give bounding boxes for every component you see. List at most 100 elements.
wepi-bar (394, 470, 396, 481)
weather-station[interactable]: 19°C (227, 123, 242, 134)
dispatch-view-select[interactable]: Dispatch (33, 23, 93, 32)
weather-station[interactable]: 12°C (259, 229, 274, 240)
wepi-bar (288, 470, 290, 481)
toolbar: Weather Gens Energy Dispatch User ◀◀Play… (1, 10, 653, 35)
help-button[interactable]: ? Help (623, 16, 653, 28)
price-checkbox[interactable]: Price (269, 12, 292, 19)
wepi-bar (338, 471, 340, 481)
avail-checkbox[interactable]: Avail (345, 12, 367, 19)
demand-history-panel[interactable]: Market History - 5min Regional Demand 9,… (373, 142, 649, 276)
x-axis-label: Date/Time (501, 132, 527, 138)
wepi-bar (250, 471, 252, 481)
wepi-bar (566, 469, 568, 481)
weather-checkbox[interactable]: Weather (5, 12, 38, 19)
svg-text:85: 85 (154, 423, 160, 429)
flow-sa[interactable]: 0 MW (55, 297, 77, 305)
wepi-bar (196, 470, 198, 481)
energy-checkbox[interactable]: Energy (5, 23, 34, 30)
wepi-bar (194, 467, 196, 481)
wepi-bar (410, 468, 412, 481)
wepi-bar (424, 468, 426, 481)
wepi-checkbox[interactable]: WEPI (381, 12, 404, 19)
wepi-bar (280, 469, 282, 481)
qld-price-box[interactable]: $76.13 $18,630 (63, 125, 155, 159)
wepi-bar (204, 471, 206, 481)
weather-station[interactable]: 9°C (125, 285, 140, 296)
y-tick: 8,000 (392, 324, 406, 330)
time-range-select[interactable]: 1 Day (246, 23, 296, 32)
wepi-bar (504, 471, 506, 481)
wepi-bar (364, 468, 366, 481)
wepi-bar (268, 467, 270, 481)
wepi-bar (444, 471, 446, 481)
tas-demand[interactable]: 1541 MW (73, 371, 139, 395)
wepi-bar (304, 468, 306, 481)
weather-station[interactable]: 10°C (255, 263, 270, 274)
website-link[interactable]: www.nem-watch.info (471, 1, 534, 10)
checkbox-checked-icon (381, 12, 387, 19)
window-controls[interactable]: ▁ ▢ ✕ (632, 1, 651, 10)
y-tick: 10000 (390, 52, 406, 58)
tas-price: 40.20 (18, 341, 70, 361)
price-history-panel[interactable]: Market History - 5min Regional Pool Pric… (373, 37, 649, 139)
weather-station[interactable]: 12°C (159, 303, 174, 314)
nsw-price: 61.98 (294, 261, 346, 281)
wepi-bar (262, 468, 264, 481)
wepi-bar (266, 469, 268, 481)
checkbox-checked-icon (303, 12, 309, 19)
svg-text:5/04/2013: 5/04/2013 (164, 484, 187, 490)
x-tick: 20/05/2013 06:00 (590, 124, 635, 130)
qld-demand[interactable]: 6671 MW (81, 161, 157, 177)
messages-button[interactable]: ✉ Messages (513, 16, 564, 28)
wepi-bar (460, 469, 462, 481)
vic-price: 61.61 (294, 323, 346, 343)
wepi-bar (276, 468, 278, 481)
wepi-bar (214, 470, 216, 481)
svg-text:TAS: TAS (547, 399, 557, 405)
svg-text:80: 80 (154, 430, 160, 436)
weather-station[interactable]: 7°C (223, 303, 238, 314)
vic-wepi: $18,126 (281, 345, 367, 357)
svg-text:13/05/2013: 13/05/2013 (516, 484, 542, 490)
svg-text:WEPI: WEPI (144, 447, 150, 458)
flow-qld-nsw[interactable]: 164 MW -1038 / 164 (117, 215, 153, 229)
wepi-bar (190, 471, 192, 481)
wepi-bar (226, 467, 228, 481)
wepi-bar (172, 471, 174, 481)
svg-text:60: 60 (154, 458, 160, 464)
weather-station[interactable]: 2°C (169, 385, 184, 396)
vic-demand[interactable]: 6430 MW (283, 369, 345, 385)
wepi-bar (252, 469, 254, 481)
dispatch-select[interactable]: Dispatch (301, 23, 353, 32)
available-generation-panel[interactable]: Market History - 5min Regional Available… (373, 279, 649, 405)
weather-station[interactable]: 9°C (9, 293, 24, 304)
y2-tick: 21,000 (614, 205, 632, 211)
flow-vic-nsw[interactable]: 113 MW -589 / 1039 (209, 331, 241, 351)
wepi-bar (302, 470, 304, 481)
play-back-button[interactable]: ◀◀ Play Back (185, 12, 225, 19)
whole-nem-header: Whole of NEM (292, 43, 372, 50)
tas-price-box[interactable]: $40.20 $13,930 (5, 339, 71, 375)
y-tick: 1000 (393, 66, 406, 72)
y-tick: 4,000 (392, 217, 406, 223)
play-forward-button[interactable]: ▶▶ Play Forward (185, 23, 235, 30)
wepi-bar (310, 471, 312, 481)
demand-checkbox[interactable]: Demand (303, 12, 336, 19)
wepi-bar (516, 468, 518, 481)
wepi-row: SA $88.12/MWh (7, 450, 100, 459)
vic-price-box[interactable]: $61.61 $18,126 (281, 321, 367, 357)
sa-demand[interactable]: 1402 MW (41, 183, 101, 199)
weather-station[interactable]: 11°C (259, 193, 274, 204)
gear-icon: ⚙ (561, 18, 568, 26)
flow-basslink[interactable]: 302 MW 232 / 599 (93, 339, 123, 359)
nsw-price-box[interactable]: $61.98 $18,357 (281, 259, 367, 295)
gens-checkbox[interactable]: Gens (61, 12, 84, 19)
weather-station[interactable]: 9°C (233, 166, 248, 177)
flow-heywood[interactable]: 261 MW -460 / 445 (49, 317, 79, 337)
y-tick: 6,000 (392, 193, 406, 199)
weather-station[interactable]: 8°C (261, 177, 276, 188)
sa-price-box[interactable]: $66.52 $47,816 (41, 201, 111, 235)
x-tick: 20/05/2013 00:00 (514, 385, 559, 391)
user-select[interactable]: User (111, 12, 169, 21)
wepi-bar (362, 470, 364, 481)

Given exercise =
Please copy out everything from the first of the lines above down to the line containing "dispatch-view-select[interactable]: Dispatch (33, 23, 93, 32)", both ends included.

Response =
give bounding boxes for every component you see. List at most 100 elements.
wepi-bar (394, 470, 396, 481)
weather-station[interactable]: 19°C (227, 123, 242, 134)
dispatch-view-select[interactable]: Dispatch (33, 23, 93, 32)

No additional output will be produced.